# start of DATA FOR THE TASK

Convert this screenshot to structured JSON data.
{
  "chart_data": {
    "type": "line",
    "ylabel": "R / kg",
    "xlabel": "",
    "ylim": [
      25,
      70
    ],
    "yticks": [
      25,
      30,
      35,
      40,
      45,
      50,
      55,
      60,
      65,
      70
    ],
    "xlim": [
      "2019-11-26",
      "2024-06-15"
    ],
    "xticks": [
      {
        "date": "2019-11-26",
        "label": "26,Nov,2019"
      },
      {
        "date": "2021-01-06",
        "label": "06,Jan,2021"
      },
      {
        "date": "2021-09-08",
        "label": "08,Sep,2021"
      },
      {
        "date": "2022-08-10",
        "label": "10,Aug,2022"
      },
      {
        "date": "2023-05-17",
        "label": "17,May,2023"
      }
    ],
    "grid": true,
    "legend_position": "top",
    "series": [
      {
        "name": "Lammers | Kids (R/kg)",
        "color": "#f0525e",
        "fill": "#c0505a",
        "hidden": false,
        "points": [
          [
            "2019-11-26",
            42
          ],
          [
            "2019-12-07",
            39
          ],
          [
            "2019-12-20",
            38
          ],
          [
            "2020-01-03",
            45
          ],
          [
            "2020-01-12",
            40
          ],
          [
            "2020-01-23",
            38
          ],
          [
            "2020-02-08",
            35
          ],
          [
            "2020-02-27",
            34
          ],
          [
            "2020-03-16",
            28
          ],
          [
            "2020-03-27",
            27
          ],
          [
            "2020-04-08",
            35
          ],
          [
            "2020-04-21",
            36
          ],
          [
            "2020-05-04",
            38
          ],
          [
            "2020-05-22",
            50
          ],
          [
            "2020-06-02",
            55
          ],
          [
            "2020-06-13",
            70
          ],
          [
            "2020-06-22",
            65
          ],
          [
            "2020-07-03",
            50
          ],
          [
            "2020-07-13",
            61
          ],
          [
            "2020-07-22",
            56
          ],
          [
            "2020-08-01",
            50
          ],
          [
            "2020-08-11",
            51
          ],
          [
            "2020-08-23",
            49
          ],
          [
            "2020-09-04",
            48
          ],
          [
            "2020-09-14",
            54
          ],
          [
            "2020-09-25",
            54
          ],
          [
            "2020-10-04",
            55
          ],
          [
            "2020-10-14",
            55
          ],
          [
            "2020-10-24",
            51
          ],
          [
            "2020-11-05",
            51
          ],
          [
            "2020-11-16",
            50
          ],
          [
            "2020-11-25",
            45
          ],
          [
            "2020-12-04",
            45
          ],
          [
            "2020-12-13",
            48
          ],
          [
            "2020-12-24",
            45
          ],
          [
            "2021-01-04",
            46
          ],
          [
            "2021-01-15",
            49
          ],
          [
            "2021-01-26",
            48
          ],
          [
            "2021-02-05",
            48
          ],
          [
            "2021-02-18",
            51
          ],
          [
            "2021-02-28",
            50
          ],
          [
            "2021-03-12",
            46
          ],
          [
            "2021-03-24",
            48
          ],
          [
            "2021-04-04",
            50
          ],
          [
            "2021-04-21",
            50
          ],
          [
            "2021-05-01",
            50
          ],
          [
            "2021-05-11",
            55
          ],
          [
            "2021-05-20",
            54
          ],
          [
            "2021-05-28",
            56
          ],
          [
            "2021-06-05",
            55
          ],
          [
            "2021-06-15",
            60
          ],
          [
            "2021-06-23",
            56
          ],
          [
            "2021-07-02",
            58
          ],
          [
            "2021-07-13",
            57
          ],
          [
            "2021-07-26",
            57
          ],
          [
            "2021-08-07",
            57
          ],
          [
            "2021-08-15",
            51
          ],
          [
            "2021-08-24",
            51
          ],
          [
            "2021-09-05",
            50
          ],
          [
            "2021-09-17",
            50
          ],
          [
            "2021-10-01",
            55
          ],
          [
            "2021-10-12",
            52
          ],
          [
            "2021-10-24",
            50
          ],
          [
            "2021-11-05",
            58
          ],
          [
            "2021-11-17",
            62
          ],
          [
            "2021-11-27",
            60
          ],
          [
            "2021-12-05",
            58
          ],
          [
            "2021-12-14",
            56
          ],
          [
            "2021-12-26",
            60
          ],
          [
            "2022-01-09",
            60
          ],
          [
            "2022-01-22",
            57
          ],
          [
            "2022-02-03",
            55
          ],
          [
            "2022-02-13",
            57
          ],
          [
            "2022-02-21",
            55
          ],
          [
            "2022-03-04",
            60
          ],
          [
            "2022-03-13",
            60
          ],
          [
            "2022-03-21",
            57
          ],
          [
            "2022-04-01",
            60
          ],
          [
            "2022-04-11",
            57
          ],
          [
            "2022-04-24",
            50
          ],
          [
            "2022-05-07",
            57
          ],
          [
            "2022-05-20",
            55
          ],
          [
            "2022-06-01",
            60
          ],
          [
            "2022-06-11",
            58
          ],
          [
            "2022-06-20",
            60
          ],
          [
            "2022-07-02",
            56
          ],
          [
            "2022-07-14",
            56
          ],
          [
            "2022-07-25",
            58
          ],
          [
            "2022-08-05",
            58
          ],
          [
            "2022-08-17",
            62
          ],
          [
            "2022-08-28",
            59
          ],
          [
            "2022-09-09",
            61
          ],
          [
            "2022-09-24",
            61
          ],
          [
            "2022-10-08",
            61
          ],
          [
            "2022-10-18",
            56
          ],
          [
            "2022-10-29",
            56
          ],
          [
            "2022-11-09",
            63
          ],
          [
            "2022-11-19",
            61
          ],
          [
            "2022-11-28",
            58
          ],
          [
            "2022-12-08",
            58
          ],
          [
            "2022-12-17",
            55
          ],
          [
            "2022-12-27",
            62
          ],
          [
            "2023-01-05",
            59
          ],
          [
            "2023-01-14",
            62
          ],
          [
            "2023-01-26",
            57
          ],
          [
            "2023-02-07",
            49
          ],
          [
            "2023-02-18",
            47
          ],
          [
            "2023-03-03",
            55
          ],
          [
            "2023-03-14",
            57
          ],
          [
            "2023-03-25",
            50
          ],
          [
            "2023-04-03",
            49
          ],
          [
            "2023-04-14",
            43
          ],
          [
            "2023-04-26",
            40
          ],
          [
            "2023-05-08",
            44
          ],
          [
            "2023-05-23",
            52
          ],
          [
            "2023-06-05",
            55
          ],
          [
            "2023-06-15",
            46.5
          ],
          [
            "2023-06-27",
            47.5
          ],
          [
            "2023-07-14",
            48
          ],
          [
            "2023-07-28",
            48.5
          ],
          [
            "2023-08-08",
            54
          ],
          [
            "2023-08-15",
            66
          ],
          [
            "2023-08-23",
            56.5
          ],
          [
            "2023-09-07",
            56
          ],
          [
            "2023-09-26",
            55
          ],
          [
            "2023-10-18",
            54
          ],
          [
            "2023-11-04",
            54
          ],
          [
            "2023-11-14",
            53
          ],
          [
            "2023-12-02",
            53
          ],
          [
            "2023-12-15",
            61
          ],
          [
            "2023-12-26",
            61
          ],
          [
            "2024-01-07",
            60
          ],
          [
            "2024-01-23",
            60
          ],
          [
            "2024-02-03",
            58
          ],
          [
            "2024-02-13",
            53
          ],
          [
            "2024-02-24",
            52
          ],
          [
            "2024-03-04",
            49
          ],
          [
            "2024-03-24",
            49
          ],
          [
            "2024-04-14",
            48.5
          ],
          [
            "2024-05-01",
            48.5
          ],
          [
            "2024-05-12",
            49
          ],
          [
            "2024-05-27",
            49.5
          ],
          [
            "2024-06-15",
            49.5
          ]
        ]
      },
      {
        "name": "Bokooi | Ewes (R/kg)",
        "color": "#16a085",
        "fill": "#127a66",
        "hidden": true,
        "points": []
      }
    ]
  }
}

# end of DATA FOR THE TASK

REQUIREMENTS
Above are the records; retype every one exactly.

EXERCISE RESPONSE
Convert this screenshot to structured JSON data.
{
  "chart_data": {
    "type": "line",
    "ylabel": "R / kg",
    "xlabel": "",
    "ylim": [
      25,
      70
    ],
    "yticks": [
      25,
      30,
      35,
      40,
      45,
      50,
      55,
      60,
      65,
      70
    ],
    "xlim": [
      "2019-11-26",
      "2024-06-15"
    ],
    "xticks": [
      {
        "date": "2019-11-26",
        "label": "26,Nov,2019"
      },
      {
        "date": "2021-01-06",
        "label": "06,Jan,2021"
      },
      {
        "date": "2021-09-08",
        "label": "08,Sep,2021"
      },
      {
        "date": "2022-08-10",
        "label": "10,Aug,2022"
      },
      {
        "date": "2023-05-17",
        "label": "17,May,2023"
      }
    ],
    "grid": true,
    "legend_position": "top",
    "series": [
      {
        "name": "Lammers | Kids (R/kg)",
        "color": "#f0525e",
        "fill": "#c0505a",
        "hidden": false,
        "points": [
          [
            "2019-11-26",
            42
          ],
          [
            "2019-12-07",
            39
          ],
          [
            "2019-12-20",
            38
          ],
          [
            "2020-01-03",
            45
          ],
          [
            "2020-01-12",
            40
          ],
          [
            "2020-01-23",
            38
          ],
          [
            "2020-02-08",
            35
          ],
          [
            "2020-02-27",
            34
          ],
          [
            "2020-03-16",
            28
          ],
          [
            "2020-03-27",
            27
          ],
          [
            "2020-04-08",
            35
          ],
          [
            "2020-04-21",
            36
          ],
          [
            "2020-05-04",
            38
          ],
          [
            "2020-05-22",
            50
          ],
          [
            "2020-06-02",
            55
          ],
          [
            "2020-06-13",
            70
          ],
          [
            "2020-06-22",
            65
          ],
          [
            "2020-07-03",
            50
          ],
          [
            "2020-07-13",
            61
          ],
          [
            "2020-07-22",
            56
          ],
          [
            "2020-08-01",
            50
          ],
          [
            "2020-08-11",
            51
          ],
          [
            "2020-08-23",
            49
          ],
          [
            "2020-09-04",
            48
          ],
          [
            "2020-09-14",
            54
          ],
          [
            "2020-09-25",
            54
          ],
          [
            "2020-10-04",
            55
          ],
          [
            "2020-10-14",
            55
          ],
          [
            "2020-10-24",
            51
          ],
          [
            "2020-11-05",
            51
          ],
          [
            "2020-11-16",
            50
          ],
          [
            "2020-11-25",
            45
          ],
          [
            "2020-12-04",
            45
          ],
          [
            "2020-12-13",
            48
          ],
          [
            "2020-12-24",
            45
          ],
          [
            "2021-01-04",
            46
          ],
          [
            "2021-01-15",
            49
          ],
          [
            "2021-01-26",
            48
          ],
          [
            "2021-02-05",
            48
          ],
          [
            "2021-02-18",
            51
          ],
          [
            "2021-02-28",
            50
          ],
          [
            "2021-03-12",
            46
          ],
          [
            "2021-03-24",
            48
          ],
          [
            "2021-04-04",
            50
          ],
          [
            "2021-04-21",
            50
          ],
          [
            "2021-05-01",
            50
          ],
          [
            "2021-05-11",
            55
          ],
          [
            "2021-05-20",
            54
          ],
          [
            "2021-05-28",
            56
          ],
          [
            "2021-06-05",
            55
          ],
          [
            "2021-06-15",
            60
          ],
          [
            "2021-06-23",
            56
          ],
          [
            "2021-07-02",
            58
          ],
          [
            "2021-07-13",
            57
          ],
          [
            "2021-07-26",
            57
          ],
          [
            "2021-08-07",
            57
          ],
          [
            "2021-08-15",
            51
          ],
          [
            "2021-08-24",
            51
          ],
          [
            "2021-09-05",
            50
          ],
          [
            "2021-09-17",
            50
          ],
          [
            "2021-10-01",
            55
          ],
          [
            "2021-10-12",
            52
          ],
          [
            "2021-10-24",
            50
          ],
          [
            "2021-11-05",
            58
          ],
          [
            "2021-11-17",
            62
          ],
          [
            "2021-11-27",
            60
          ],
          [
            "2021-12-05",
            58
          ],
          [
            "2021-12-14",
            56
          ],
          [
            "2021-12-26",
            60
          ],
          [
            "2022-01-09",
            60
          ],
          [
            "2022-01-22",
            57
          ],
          [
            "2022-02-03",
            55
          ],
          [
            "2022-02-13",
            57
          ],
          [
            "2022-02-21",
            55
          ],
          [
            "2022-03-04",
            60
          ],
          [
            "2022-03-13",
            60
          ],
          [
            "2022-03-21",
            57
          ],
          [
            "2022-04-01",
            60
          ],
          [
            "2022-04-11",
            57
          ],
          [
            "2022-04-24",
            50
          ],
          [
            "2022-05-07",
            57
          ],
          [
            "2022-05-20",
            55
          ],
          [
            "2022-06-01",
            60
          ],
          [
            "2022-06-11",
            58
          ],
          [
            "2022-06-20",
            60
          ],
          [
            "2022-07-02",
            56
          ],
          [
            "2022-07-14",
            56
          ],
          [
            "2022-07-25",
            58
          ],
          [
            "2022-08-05",
            58
          ],
          [
            "2022-08-17",
            62
          ],
          [
            "2022-08-28",
            59
          ],
          [
            "2022-09-09",
            61
          ],
          [
            "2022-09-24",
            61
          ],
          [
            "2022-10-08",
            61
          ],
          [
            "2022-10-18",
            56
          ],
          [
            "2022-10-29",
            56
          ],
          [
            "2022-11-09",
            63
          ],
          [
            "2022-11-19",
            61
          ],
          [
            "2022-11-28",
            58
          ],
          [
            "2022-12-08",
            58
          ],
          [
            "2022-12-17",
            55
          ],
          [
            "2022-12-27",
            62
          ],
          [
            "2023-01-05",
            59
          ],
          [
            "2023-01-14",
            62
          ],
          [
            "2023-01-26",
            57
          ],
          [
            "2023-02-07",
            49
          ],
          [
            "2023-02-18",
            47
          ],
          [
            "2023-03-03",
            55
          ],
          [
            "2023-03-14",
            57
          ],
          [
            "2023-03-25",
            50
          ],
          [
            "2023-04-03",
            49
          ],
          [
            "2023-04-14",
            43
          ],
          [
            "2023-04-26",
            40
          ],
          [
            "2023-05-08",
            44
          ],
          [
            "2023-05-23",
            52
          ],
          [
            "2023-06-05",
            55
          ],
          [
            "2023-06-15",
            46.5
          ],
          [
            "2023-06-27",
            47.5
          ],
          [
            "2023-07-14",
            48
          ],
          [
            "2023-07-28",
            48.5
          ],
          [
            "2023-08-08",
            54
          ],
          [
            "2023-08-15",
            66
          ],
          [
            "2023-08-23",
            56.5
          ],
          [
            "2023-09-07",
            56
          ],
          [
            "2023-09-26",
            55
          ],
          [
            "2023-10-18",
            54
          ],
          [
            "2023-11-04",
            54
          ],
          [
            "2023-11-14",
            53
          ],
          [
            "2023-12-02",
            53
          ],
          [
            "2023-12-15",
            61
          ],
          [
            "2023-12-26",
            61
          ],
          [
            "2024-01-07",
            60
          ],
          [
            "2024-01-23",
            60
          ],
          [
            "2024-02-03",
            58
          ],
          [
            "2024-02-13",
            53
          ],
          [
            "2024-02-24",
            52
          ],
          [
            "2024-03-04",
            49
          ],
          [
            "2024-03-24",
            49
          ],
          [
            "2024-04-14",
            48.5
          ],
          [
            "2024-05-01",
            48.5
          ],
          [
            "2024-05-12",
            49
          ],
          [
            "2024-05-27",
            49.5
          ],
          [
            "2024-06-15",
            49.5
          ]
        ]
      },
      {
        "name": "Bokooi | Ewes (R/kg)",
        "color": "#16a085",
        "fill": "#127a66",
        "hidden": true,
        "points": []
      }
    ]
  }
}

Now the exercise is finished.